● **GIVEN PROBLEM**
Retype the material in full, keeping every word the same.

★ ★ ★ ★

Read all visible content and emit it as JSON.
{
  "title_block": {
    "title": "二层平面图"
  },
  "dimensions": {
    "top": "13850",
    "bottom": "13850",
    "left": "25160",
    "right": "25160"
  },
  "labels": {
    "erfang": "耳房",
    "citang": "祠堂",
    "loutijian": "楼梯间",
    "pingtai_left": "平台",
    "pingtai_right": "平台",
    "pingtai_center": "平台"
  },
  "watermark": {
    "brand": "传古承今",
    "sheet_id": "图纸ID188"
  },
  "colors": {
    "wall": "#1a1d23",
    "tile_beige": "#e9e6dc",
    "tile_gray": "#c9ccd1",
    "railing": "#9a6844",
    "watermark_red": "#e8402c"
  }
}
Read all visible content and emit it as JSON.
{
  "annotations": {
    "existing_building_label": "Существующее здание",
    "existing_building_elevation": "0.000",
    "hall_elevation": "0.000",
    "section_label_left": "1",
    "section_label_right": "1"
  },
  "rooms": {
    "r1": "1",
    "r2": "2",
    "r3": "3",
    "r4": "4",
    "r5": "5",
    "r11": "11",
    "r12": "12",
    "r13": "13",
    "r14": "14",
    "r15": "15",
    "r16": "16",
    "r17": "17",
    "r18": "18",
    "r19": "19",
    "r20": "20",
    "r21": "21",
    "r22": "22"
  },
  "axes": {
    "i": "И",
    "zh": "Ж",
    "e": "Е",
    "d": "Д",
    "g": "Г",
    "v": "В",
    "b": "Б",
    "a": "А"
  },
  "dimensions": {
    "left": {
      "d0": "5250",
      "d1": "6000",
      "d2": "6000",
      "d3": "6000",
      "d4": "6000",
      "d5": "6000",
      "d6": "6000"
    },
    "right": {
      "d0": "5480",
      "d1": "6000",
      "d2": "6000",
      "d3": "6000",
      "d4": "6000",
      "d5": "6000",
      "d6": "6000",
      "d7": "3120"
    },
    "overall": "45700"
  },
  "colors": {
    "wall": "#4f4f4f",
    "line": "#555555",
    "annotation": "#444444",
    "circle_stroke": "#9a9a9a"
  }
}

★ ★ ★ ★

● **EXERCISE ANSWER**
Read all visible content and emit it as JSON.
{
  "title_block": {
    "title": "二层平面图"
  },
  "dimensions": {
    "top": "13850",
    "bottom": "13850",
    "left": "25160",
    "right": "25160"
  },
  "labels": {
    "erfang": "耳房",
    "citang": "祠堂",
    "loutijian": "楼梯间",
    "pingtai_left": "平台",
    "pingtai_right": "平台",
    "pingtai_center": "平台"
  },
  "watermark": {
    "brand": "传古承今",
    "sheet_id": "图纸ID188"
  },
  "colors": {
    "wall": "#1a1d23",
    "tile_beige": "#e9e6dc",
    "tile_gray": "#c9ccd1",
    "railing": "#9a6844",
    "watermark_red": "#e8402c"
  }
}
Read all visible content and emit it as JSON.
{
  "annotations": {
    "existing_building_label": "Существующее здание",
    "existing_building_elevation": "0.000",
    "hall_elevation": "0.000",
    "section_label_left": "1",
    "section_label_right": "1"
  },
  "rooms": {
    "r1": "1",
    "r2": "2",
    "r3": "3",
    "r4": "4",
    "r5": "5",
    "r11": "11",
    "r12": "12",
    "r13": "13",
    "r14": "14",
    "r15": "15",
    "r16": "16",
    "r17": "17",
    "r18": "18",
    "r19": "19",
    "r20": "20",
    "r21": "21",
    "r22": "22"
  },
  "axes": {
    "i": "И",
    "zh": "Ж",
    "e": "Е",
    "d": "Д",
    "g": "Г",
    "v": "В",
    "b": "Б",
    "a": "А"
  },
  "dimensions": {
    "left": {
      "d0": "5250",
      "d1": "6000",
      "d2": "6000",
      "d3": "6000",
      "d4": "6000",
      "d5": "6000",
      "d6": "6000"
    },
    "right": {
      "d0": "5480",
      "d1": "6000",
      "d2": "6000",
      "d3": "6000",
      "d4": "6000",
      "d5": "6000",
      "d6": "6000",
      "d7": "3120"
    },
    "overall": "45700"
  },
  "colors": {
    "wall": "#4f4f4f",
    "line": "#555555",
    "annotation": "#444444",
    "circle_stroke": "#9a9a9a"
  }
}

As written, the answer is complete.